_What is needed:_
Please give the data below again in full, exactly as it stands.

(Entries from a dataset)
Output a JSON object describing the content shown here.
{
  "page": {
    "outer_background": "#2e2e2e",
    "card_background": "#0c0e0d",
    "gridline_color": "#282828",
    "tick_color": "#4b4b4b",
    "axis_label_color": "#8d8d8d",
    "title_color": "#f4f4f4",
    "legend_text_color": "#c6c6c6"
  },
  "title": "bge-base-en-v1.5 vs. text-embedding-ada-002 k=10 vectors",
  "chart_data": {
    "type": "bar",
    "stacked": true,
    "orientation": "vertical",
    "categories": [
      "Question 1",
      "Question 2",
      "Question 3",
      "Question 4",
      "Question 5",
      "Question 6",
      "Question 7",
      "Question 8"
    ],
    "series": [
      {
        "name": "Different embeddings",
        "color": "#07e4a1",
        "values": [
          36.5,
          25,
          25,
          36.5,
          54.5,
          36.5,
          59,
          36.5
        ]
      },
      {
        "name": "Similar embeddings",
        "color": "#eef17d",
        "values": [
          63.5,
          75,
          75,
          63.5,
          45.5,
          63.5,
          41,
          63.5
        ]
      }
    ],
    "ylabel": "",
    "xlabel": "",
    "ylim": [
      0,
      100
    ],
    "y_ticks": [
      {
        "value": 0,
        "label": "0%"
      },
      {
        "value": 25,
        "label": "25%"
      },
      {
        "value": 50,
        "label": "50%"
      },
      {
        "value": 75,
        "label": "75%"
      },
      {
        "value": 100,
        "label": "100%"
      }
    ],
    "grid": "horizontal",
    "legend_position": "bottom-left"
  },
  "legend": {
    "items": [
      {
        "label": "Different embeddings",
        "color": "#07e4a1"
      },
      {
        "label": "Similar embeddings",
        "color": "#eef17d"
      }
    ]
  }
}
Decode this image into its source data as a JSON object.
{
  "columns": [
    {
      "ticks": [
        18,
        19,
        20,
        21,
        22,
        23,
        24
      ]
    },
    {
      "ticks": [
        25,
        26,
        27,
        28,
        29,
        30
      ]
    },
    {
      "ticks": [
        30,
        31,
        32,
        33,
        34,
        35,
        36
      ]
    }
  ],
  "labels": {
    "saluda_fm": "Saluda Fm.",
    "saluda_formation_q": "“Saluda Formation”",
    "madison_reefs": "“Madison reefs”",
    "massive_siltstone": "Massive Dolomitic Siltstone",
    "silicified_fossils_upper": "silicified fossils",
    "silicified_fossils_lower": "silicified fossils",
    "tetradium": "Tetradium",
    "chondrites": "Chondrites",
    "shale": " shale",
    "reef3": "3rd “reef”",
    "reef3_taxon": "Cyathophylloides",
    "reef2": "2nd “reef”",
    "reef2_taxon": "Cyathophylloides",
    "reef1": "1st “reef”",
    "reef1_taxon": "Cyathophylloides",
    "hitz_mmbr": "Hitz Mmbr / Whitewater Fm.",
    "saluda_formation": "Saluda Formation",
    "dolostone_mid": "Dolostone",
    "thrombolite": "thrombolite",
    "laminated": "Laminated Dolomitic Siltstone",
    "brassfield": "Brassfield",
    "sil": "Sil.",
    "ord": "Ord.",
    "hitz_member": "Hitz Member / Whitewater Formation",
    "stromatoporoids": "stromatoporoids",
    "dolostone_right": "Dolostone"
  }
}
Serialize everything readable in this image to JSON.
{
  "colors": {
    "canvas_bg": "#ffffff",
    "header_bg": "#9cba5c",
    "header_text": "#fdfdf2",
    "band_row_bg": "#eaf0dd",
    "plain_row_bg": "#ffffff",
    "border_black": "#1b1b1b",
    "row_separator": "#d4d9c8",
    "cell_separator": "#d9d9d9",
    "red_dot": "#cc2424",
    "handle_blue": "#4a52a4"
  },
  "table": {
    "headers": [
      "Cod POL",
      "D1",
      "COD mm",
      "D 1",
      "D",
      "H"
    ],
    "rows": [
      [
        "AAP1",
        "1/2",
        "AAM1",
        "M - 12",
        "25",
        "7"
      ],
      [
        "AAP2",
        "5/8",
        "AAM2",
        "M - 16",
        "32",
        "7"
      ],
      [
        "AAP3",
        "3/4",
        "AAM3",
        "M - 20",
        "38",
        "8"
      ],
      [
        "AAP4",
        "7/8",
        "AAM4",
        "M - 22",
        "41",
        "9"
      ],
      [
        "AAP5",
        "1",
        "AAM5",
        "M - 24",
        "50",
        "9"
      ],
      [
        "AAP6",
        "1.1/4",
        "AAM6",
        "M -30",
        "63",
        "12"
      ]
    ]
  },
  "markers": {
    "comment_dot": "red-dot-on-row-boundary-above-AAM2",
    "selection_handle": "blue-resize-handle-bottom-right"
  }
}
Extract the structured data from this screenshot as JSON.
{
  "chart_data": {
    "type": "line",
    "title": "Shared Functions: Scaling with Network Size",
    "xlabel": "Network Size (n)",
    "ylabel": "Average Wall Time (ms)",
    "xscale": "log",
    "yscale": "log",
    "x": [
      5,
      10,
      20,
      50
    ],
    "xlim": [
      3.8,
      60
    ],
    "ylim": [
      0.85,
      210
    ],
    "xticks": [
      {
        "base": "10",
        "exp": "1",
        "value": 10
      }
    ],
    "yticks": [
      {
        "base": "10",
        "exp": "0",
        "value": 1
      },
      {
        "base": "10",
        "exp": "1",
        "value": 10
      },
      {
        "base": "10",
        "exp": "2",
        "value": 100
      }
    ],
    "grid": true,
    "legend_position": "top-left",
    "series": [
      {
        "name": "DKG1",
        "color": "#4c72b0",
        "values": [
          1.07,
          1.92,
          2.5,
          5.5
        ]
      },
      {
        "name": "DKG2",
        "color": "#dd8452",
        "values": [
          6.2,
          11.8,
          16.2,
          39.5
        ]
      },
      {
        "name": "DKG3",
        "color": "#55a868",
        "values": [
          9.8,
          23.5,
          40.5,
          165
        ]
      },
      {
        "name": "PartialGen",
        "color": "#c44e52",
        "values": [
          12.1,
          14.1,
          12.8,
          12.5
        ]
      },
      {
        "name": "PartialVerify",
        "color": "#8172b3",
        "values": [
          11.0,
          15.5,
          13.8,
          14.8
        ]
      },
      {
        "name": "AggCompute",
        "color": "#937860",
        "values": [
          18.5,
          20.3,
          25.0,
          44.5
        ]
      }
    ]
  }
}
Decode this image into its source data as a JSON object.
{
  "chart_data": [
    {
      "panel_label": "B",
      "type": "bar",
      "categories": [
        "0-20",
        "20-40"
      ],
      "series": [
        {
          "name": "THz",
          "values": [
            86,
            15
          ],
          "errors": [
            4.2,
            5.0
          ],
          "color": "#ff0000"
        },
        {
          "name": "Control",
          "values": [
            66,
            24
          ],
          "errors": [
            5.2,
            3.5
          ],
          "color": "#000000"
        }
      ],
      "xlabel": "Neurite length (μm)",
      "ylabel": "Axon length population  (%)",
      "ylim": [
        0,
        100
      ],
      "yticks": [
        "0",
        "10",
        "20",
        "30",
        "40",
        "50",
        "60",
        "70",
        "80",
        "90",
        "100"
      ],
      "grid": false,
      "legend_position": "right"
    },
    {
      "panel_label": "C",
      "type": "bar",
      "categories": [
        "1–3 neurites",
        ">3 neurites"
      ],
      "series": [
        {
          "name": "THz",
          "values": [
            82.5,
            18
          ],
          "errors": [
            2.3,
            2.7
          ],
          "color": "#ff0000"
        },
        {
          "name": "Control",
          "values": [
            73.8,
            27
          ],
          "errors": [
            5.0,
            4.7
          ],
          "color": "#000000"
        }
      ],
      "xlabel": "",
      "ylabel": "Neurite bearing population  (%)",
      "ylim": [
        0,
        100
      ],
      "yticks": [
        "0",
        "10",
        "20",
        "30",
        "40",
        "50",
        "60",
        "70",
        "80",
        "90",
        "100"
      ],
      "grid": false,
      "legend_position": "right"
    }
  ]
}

_Reply to the task:_
Output a JSON object describing the content shown here.
{
  "page": {
    "outer_background": "#2e2e2e",
    "card_background": "#0c0e0d",
    "gridline_color": "#282828",
    "tick_color": "#4b4b4b",
    "axis_label_color": "#8d8d8d",
    "title_color": "#f4f4f4",
    "legend_text_color": "#c6c6c6"
  },
  "title": "bge-base-en-v1.5 vs. text-embedding-ada-002 k=10 vectors",
  "chart_data": {
    "type": "bar",
    "stacked": true,
    "orientation": "vertical",
    "categories": [
      "Question 1",
      "Question 2",
      "Question 3",
      "Question 4",
      "Question 5",
      "Question 6",
      "Question 7",
      "Question 8"
    ],
    "series": [
      {
        "name": "Different embeddings",
        "color": "#07e4a1",
        "values": [
          36.5,
          25,
          25,
          36.5,
          54.5,
          36.5,
          59,
          36.5
        ]
      },
      {
        "name": "Similar embeddings",
        "color": "#eef17d",
        "values": [
          63.5,
          75,
          75,
          63.5,
          45.5,
          63.5,
          41,
          63.5
        ]
      }
    ],
    "ylabel": "",
    "xlabel": "",
    "ylim": [
      0,
      100
    ],
    "y_ticks": [
      {
        "value": 0,
        "label": "0%"
      },
      {
        "value": 25,
        "label": "25%"
      },
      {
        "value": 50,
        "label": "50%"
      },
      {
        "value": 75,
        "label": "75%"
      },
      {
        "value": 100,
        "label": "100%"
      }
    ],
    "grid": "horizontal",
    "legend_position": "bottom-left"
  },
  "legend": {
    "items": [
      {
        "label": "Different embeddings",
        "color": "#07e4a1"
      },
      {
        "label": "Similar embeddings",
        "color": "#eef17d"
      }
    ]
  }
}
Decode this image into its source data as a JSON object.
{
  "columns": [
    {
      "ticks": [
        18,
        19,
        20,
        21,
        22,
        23,
        24
      ]
    },
    {
      "ticks": [
        25,
        26,
        27,
        28,
        29,
        30
      ]
    },
    {
      "ticks": [
        30,
        31,
        32,
        33,
        34,
        35,
        36
      ]
    }
  ],
  "labels": {
    "saluda_fm": "Saluda Fm.",
    "saluda_formation_q": "“Saluda Formation”",
    "madison_reefs": "“Madison reefs”",
    "massive_siltstone": "Massive Dolomitic Siltstone",
    "silicified_fossils_upper": "silicified fossils",
    "silicified_fossils_lower": "silicified fossils",
    "tetradium": "Tetradium",
    "chondrites": "Chondrites",
    "shale": " shale",
    "reef3": "3rd “reef”",
    "reef3_taxon": "Cyathophylloides",
    "reef2": "2nd “reef”",
    "reef2_taxon": "Cyathophylloides",
    "reef1": "1st “reef”",
    "reef1_taxon": "Cyathophylloides",
    "hitz_mmbr": "Hitz Mmbr / Whitewater Fm.",
    "saluda_formation": "Saluda Formation",
    "dolostone_mid": "Dolostone",
    "thrombolite": "thrombolite",
    "laminated": "Laminated Dolomitic Siltstone",
    "brassfield": "Brassfield",
    "sil": "Sil.",
    "ord": "Ord.",
    "hitz_member": "Hitz Member / Whitewater Formation",
    "stromatoporoids": "stromatoporoids",
    "dolostone_right": "Dolostone"
  }
}
Serialize everything readable in this image to JSON.
{
  "colors": {
    "canvas_bg": "#ffffff",
    "header_bg": "#9cba5c",
    "header_text": "#fdfdf2",
    "band_row_bg": "#eaf0dd",
    "plain_row_bg": "#ffffff",
    "border_black": "#1b1b1b",
    "row_separator": "#d4d9c8",
    "cell_separator": "#d9d9d9",
    "red_dot": "#cc2424",
    "handle_blue": "#4a52a4"
  },
  "table": {
    "headers": [
      "Cod POL",
      "D1",
      "COD mm",
      "D 1",
      "D",
      "H"
    ],
    "rows": [
      [
        "AAP1",
        "1/2",
        "AAM1",
        "M - 12",
        "25",
        "7"
      ],
      [
        "AAP2",
        "5/8",
        "AAM2",
        "M - 16",
        "32",
        "7"
      ],
      [
        "AAP3",
        "3/4",
        "AAM3",
        "M - 20",
        "38",
        "8"
      ],
      [
        "AAP4",
        "7/8",
        "AAM4",
        "M - 22",
        "41",
        "9"
      ],
      [
        "AAP5",
        "1",
        "AAM5",
        "M - 24",
        "50",
        "9"
      ],
      [
        "AAP6",
        "1.1/4",
        "AAM6",
        "M -30",
        "63",
        "12"
      ]
    ]
  },
  "markers": {
    "comment_dot": "red-dot-on-row-boundary-above-AAM2",
    "selection_handle": "blue-resize-handle-bottom-right"
  }
}
Extract the structured data from this screenshot as JSON.
{
  "chart_data": {
    "type": "line",
    "title": "Shared Functions: Scaling with Network Size",
    "xlabel": "Network Size (n)",
    "ylabel": "Average Wall Time (ms)",
    "xscale": "log",
    "yscale": "log",
    "x": [
      5,
      10,
      20,
      50
    ],
    "xlim": [
      3.8,
      60
    ],
    "ylim": [
      0.85,
      210
    ],
    "xticks": [
      {
        "base": "10",
        "exp": "1",
        "value": 10
      }
    ],
    "yticks": [
      {
        "base": "10",
        "exp": "0",
        "value": 1
      },
      {
        "base": "10",
        "exp": "1",
        "value": 10
      },
      {
        "base": "10",
        "exp": "2",
        "value": 100
      }
    ],
    "grid": true,
    "legend_position": "top-left",
    "series": [
      {
        "name": "DKG1",
        "color": "#4c72b0",
        "values": [
          1.07,
          1.92,
          2.5,
          5.5
        ]
      },
      {
        "name": "DKG2",
        "color": "#dd8452",
        "values": [
          6.2,
          11.8,
          16.2,
          39.5
        ]
      },
      {
        "name": "DKG3",
        "color": "#55a868",
        "values": [
          9.8,
          23.5,
          40.5,
          165
        ]
      },
      {
        "name": "PartialGen",
        "color": "#c44e52",
        "values": [
          12.1,
          14.1,
          12.8,
          12.5
        ]
      },
      {
        "name": "PartialVerify",
        "color": "#8172b3",
        "values": [
          11.0,
          15.5,
          13.8,
          14.8
        ]
      },
      {
        "name": "AggCompute",
        "color": "#937860",
        "values": [
          18.5,
          20.3,
          25.0,
          44.5
        ]
      }
    ]
  }
}
Decode this image into its source data as a JSON object.
{
  "chart_data": [
    {
      "panel_label": "B",
      "type": "bar",
      "categories": [
        "0-20",
        "20-40"
      ],
      "series": [
        {
          "name": "THz",
          "values": [
            86,
            15
          ],
          "errors": [
            4.2,
            5.0
          ],
          "color": "#ff0000"
        },
        {
          "name": "Control",
          "values": [
            66,
            24
          ],
          "errors": [
            5.2,
            3.5
          ],
          "color": "#000000"
        }
      ],
      "xlabel": "Neurite length (μm)",
      "ylabel": "Axon length population  (%)",
      "ylim": [
        0,
        100
      ],
      "yticks": [
        "0",
        "10",
        "20",
        "30",
        "40",
        "50",
        "60",
        "70",
        "80",
        "90",
        "100"
      ],
      "grid": false,
      "legend_position": "right"
    },
    {
      "panel_label": "C",
      "type": "bar",
      "categories": [
        "1–3 neurites",
        ">3 neurites"
      ],
      "series": [
        {
          "name": "THz",
          "values": [
            82.5,
            18
          ],
          "errors": [
            2.3,
            2.7
          ],
          "color": "#ff0000"
        },
        {
          "name": "Control",
          "values": [
            73.8,
            27
          ],
          "errors": [
            5.0,
            4.7
          ],
          "color": "#000000"
        }
      ],
      "xlabel": "",
      "ylabel": "Neurite bearing population  (%)",
      "ylim": [
        0,
        100
      ],
      "yticks": [
        "0",
        "10",
        "20",
        "30",
        "40",
        "50",
        "60",
        "70",
        "80",
        "90",
        "100"
      ],
      "grid": false,
      "legend_position": "right"
    }
  ]
}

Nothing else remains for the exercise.